◆ What is being asked ◆
Copy every line of the records below that holds the word "text".

(Dataset items)
★ ★ ★ ★

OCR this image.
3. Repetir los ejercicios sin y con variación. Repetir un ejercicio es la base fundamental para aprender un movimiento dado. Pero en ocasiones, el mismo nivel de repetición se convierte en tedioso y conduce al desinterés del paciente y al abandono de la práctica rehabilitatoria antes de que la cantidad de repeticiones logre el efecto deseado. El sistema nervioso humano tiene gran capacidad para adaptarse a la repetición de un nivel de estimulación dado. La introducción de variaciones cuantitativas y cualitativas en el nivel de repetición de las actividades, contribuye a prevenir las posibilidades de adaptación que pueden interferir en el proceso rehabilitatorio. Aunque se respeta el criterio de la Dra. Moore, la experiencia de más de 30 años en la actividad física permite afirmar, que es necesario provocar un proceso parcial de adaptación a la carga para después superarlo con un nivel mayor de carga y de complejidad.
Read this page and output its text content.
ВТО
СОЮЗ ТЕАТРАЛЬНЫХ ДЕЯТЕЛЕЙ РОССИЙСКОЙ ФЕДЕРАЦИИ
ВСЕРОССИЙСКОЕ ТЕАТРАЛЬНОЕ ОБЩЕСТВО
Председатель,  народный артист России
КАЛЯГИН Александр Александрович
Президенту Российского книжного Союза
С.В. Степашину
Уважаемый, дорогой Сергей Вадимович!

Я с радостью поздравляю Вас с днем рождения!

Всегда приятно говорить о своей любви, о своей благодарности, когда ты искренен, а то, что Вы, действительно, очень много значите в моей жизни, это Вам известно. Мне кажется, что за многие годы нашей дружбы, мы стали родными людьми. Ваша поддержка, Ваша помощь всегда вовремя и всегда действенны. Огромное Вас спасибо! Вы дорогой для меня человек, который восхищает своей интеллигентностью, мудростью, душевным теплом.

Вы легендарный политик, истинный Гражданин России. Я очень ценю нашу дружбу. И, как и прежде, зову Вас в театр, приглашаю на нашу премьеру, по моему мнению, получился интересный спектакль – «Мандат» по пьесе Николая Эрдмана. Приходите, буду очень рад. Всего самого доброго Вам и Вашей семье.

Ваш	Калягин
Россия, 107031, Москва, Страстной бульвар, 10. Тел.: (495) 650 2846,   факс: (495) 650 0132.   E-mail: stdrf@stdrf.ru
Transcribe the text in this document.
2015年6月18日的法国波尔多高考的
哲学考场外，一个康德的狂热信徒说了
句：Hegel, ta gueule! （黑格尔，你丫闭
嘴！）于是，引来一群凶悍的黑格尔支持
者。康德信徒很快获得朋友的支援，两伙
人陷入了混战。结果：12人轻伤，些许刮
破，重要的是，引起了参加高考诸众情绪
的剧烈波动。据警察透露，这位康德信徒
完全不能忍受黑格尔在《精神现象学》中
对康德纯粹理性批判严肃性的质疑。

★ ★ ★ ★

◆ Correct result ◆
Read this page and output its text content.
Transcribe the text in this document.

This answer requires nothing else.